-------- Records for processing

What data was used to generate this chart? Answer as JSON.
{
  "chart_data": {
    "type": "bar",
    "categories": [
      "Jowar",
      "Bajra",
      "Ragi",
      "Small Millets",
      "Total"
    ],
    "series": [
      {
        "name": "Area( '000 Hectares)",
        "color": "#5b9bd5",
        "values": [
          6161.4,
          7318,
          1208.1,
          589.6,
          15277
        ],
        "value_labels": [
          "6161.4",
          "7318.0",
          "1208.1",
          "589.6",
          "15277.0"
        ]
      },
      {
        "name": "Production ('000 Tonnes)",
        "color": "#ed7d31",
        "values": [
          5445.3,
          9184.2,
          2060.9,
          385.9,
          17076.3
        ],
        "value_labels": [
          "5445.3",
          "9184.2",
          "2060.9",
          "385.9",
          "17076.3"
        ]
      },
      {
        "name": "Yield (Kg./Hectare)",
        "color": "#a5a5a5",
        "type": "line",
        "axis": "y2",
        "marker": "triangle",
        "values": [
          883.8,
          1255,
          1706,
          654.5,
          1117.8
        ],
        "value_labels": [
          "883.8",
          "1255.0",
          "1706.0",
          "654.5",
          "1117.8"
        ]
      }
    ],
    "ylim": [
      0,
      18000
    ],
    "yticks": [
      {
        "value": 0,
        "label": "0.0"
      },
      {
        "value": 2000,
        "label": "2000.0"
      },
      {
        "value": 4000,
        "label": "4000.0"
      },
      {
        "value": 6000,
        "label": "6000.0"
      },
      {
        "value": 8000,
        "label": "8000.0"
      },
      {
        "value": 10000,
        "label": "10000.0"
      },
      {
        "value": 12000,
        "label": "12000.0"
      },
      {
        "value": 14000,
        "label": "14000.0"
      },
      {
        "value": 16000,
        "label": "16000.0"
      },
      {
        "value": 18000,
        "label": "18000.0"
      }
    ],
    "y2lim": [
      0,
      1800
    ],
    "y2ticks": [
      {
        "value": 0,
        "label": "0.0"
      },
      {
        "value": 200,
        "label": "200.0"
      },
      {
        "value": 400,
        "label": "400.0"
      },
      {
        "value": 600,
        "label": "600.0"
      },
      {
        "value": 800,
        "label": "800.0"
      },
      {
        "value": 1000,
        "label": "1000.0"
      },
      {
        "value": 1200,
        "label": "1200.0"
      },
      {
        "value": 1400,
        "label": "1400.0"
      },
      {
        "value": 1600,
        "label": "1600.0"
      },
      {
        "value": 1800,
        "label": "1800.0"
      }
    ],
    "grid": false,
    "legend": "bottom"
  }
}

----------------

Extract every record and return it verbatim.

Solution >>
What data was used to generate this chart? Answer as JSON.
{
  "chart_data": {
    "type": "bar",
    "categories": [
      "Jowar",
      "Bajra",
      "Ragi",
      "Small Millets",
      "Total"
    ],
    "series": [
      {
        "name": "Area( '000 Hectares)",
        "color": "#5b9bd5",
        "values": [
          6161.4,
          7318,
          1208.1,
          589.6,
          15277
        ],
        "value_labels": [
          "6161.4",
          "7318.0",
          "1208.1",
          "589.6",
          "15277.0"
        ]
      },
      {
        "name": "Production ('000 Tonnes)",
        "color": "#ed7d31",
        "values": [
          5445.3,
          9184.2,
          2060.9,
          385.9,
          17076.3
        ],
        "value_labels": [
          "5445.3",
          "9184.2",
          "2060.9",
          "385.9",
          "17076.3"
        ]
      },
      {
        "name": "Yield (Kg./Hectare)",
        "color": "#a5a5a5",
        "type": "line",
        "axis": "y2",
        "marker": "triangle",
        "values": [
          883.8,
          1255,
          1706,
          654.5,
          1117.8
        ],
        "value_labels": [
          "883.8",
          "1255.0",
          "1706.0",
          "654.5",
          "1117.8"
        ]
      }
    ],
    "ylim": [
      0,
      18000
    ],
    "yticks": [
      {
        "value": 0,
        "label": "0.0"
      },
      {
        "value": 2000,
        "label": "2000.0"
      },
      {
        "value": 4000,
        "label": "4000.0"
      },
      {
        "value": 6000,
        "label": "6000.0"
      },
      {
        "value": 8000,
        "label": "8000.0"
      },
      {
        "value": 10000,
        "label": "10000.0"
      },
      {
        "value": 12000,
        "label": "12000.0"
      },
      {
        "value": 14000,
        "label": "14000.0"
      },
      {
        "value": 16000,
        "label": "16000.0"
      },
      {
        "value": 18000,
        "label": "18000.0"
      }
    ],
    "y2lim": [
      0,
      1800
    ],
    "y2ticks": [
      {
        "value": 0,
        "label": "0.0"
      },
      {
        "value": 200,
        "label": "200.0"
      },
      {
        "value": 400,
        "label": "400.0"
      },
      {
        "value": 600,
        "label": "600.0"
      },
      {
        "value": 800,
        "label": "800.0"
      },
      {
        "value": 1000,
        "label": "1000.0"
      },
      {
        "value": 1200,
        "label": "1200.0"
      },
      {
        "value": 1400,
        "label": "1400.0"
      },
      {
        "value": 1600,
        "label": "1600.0"
      },
      {
        "value": 1800,
        "label": "1800.0"
      }
    ],
    "grid": false,
    "legend": "bottom"
  }
}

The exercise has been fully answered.